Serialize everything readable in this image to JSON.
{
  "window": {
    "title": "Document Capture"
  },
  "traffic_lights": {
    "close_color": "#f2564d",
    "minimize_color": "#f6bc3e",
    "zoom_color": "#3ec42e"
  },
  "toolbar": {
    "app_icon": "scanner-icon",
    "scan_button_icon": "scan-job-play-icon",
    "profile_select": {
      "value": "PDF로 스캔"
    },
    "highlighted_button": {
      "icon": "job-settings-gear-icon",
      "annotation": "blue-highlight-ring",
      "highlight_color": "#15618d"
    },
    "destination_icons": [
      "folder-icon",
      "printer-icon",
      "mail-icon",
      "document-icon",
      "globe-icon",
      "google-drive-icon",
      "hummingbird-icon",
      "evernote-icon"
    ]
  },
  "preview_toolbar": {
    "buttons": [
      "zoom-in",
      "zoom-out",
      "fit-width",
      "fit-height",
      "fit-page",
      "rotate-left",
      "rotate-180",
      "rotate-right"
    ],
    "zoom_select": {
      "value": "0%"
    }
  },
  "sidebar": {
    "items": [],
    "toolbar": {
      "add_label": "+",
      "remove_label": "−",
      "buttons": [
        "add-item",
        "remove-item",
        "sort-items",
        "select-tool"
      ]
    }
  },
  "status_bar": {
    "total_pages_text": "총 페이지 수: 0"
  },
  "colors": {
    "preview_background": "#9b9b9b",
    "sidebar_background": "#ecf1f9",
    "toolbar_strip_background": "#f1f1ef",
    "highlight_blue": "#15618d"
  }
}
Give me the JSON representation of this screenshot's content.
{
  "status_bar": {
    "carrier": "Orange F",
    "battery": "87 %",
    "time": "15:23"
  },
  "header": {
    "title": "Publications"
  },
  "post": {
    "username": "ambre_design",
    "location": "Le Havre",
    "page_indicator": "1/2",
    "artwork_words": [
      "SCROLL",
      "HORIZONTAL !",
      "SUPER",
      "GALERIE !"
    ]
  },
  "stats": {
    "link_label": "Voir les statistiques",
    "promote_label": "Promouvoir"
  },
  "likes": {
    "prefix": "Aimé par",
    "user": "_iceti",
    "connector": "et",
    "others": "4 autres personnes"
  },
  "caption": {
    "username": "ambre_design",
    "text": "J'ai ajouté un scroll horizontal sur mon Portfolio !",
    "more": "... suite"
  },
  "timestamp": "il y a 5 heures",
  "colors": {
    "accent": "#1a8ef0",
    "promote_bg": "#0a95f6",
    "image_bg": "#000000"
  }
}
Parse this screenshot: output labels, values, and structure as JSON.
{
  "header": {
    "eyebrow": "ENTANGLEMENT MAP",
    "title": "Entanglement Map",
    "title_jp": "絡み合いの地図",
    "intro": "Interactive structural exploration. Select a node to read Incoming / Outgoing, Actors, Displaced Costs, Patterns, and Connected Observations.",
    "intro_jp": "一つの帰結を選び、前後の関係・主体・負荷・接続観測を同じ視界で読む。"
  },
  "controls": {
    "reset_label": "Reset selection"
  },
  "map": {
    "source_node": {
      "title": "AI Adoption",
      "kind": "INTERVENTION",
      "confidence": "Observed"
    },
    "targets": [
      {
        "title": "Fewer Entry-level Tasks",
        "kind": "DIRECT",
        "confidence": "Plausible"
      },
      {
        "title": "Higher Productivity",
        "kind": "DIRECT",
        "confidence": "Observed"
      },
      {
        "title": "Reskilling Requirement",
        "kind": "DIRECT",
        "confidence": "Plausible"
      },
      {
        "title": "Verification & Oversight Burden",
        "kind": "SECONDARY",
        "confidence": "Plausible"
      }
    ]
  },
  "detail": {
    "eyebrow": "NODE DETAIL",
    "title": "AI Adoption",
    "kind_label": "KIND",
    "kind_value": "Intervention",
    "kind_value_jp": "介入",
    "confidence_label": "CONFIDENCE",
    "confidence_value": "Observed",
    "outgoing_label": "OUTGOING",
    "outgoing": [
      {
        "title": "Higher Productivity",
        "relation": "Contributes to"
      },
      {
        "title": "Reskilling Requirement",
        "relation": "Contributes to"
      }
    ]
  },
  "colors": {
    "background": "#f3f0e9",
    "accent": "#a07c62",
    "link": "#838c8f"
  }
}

▶ [Directions]: Word for word, write out all of the data above.

▶ [Written response]:
Serialize everything readable in this image to JSON.
{
  "window": {
    "title": "Document Capture"
  },
  "traffic_lights": {
    "close_color": "#f2564d",
    "minimize_color": "#f6bc3e",
    "zoom_color": "#3ec42e"
  },
  "toolbar": {
    "app_icon": "scanner-icon",
    "scan_button_icon": "scan-job-play-icon",
    "profile_select": {
      "value": "PDF로 스캔"
    },
    "highlighted_button": {
      "icon": "job-settings-gear-icon",
      "annotation": "blue-highlight-ring",
      "highlight_color": "#15618d"
    },
    "destination_icons": [
      "folder-icon",
      "printer-icon",
      "mail-icon",
      "document-icon",
      "globe-icon",
      "google-drive-icon",
      "hummingbird-icon",
      "evernote-icon"
    ]
  },
  "preview_toolbar": {
    "buttons": [
      "zoom-in",
      "zoom-out",
      "fit-width",
      "fit-height",
      "fit-page",
      "rotate-left",
      "rotate-180",
      "rotate-right"
    ],
    "zoom_select": {
      "value": "0%"
    }
  },
  "sidebar": {
    "items": [],
    "toolbar": {
      "add_label": "+",
      "remove_label": "−",
      "buttons": [
        "add-item",
        "remove-item",
        "sort-items",
        "select-tool"
      ]
    }
  },
  "status_bar": {
    "total_pages_text": "총 페이지 수: 0"
  },
  "colors": {
    "preview_background": "#9b9b9b",
    "sidebar_background": "#ecf1f9",
    "toolbar_strip_background": "#f1f1ef",
    "highlight_blue": "#15618d"
  }
}
Give me the JSON representation of this screenshot's content.
{
  "status_bar": {
    "carrier": "Orange F",
    "battery": "87 %",
    "time": "15:23"
  },
  "header": {
    "title": "Publications"
  },
  "post": {
    "username": "ambre_design",
    "location": "Le Havre",
    "page_indicator": "1/2",
    "artwork_words": [
      "SCROLL",
      "HORIZONTAL !",
      "SUPER",
      "GALERIE !"
    ]
  },
  "stats": {
    "link_label": "Voir les statistiques",
    "promote_label": "Promouvoir"
  },
  "likes": {
    "prefix": "Aimé par",
    "user": "_iceti",
    "connector": "et",
    "others": "4 autres personnes"
  },
  "caption": {
    "username": "ambre_design",
    "text": "J'ai ajouté un scroll horizontal sur mon Portfolio !",
    "more": "... suite"
  },
  "timestamp": "il y a 5 heures",
  "colors": {
    "accent": "#1a8ef0",
    "promote_bg": "#0a95f6",
    "image_bg": "#000000"
  }
}
Parse this screenshot: output labels, values, and structure as JSON.
{
  "header": {
    "eyebrow": "ENTANGLEMENT MAP",
    "title": "Entanglement Map",
    "title_jp": "絡み合いの地図",
    "intro": "Interactive structural exploration. Select a node to read Incoming / Outgoing, Actors, Displaced Costs, Patterns, and Connected Observations.",
    "intro_jp": "一つの帰結を選び、前後の関係・主体・負荷・接続観測を同じ視界で読む。"
  },
  "controls": {
    "reset_label": "Reset selection"
  },
  "map": {
    "source_node": {
      "title": "AI Adoption",
      "kind": "INTERVENTION",
      "confidence": "Observed"
    },
    "targets": [
      {
        "title": "Fewer Entry-level Tasks",
        "kind": "DIRECT",
        "confidence": "Plausible"
      },
      {
        "title": "Higher Productivity",
        "kind": "DIRECT",
        "confidence": "Observed"
      },
      {
        "title": "Reskilling Requirement",
        "kind": "DIRECT",
        "confidence": "Plausible"
      },
      {
        "title": "Verification & Oversight Burden",
        "kind": "SECONDARY",
        "confidence": "Plausible"
      }
    ]
  },
  "detail": {
    "eyebrow": "NODE DETAIL",
    "title": "AI Adoption",
    "kind_label": "KIND",
    "kind_value": "Intervention",
    "kind_value_jp": "介入",
    "confidence_label": "CONFIDENCE",
    "confidence_value": "Observed",
    "outgoing_label": "OUTGOING",
    "outgoing": [
      {
        "title": "Higher Productivity",
        "relation": "Contributes to"
      },
      {
        "title": "Reskilling Requirement",
        "relation": "Contributes to"
      }
    ]
  },
  "colors": {
    "background": "#f3f0e9",
    "accent": "#a07c62",
    "link": "#838c8f"
  }
}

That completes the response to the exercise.